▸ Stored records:
## Begin
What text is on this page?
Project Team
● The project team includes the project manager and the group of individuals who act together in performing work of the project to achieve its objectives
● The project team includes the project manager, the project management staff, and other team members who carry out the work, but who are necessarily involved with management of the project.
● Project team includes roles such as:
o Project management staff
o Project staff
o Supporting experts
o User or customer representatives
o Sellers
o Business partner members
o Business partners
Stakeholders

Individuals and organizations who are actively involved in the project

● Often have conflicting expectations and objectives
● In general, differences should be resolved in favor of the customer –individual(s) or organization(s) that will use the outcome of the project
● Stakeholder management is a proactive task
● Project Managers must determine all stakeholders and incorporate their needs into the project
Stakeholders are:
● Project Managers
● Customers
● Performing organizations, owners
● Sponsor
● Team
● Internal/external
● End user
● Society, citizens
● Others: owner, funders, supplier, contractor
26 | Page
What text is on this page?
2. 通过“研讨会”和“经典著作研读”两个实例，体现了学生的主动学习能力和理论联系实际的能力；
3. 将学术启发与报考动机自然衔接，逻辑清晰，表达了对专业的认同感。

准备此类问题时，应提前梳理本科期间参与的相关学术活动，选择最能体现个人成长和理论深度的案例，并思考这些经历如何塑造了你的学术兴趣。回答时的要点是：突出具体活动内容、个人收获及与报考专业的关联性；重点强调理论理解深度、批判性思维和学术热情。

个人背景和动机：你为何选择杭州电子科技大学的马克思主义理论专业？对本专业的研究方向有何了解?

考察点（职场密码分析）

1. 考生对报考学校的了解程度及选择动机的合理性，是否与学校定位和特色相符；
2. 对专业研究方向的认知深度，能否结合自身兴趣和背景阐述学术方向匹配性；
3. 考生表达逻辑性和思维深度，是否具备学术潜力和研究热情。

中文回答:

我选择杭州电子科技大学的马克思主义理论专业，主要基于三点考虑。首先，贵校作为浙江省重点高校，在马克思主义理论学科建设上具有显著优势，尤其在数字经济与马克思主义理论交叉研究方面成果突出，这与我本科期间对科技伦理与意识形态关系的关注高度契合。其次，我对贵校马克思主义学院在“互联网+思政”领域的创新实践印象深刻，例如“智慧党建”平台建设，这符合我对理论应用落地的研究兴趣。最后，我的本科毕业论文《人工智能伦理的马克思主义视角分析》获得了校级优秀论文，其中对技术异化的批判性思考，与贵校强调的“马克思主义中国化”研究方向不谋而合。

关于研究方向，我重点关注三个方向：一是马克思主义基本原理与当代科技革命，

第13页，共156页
## End
▸ Task goal:
Select all lines with the word "Managers" from the entries above.

▸ Expected output:
● Project Managers must determine all stakeholders and incorporate their needs into the project
● Project Managers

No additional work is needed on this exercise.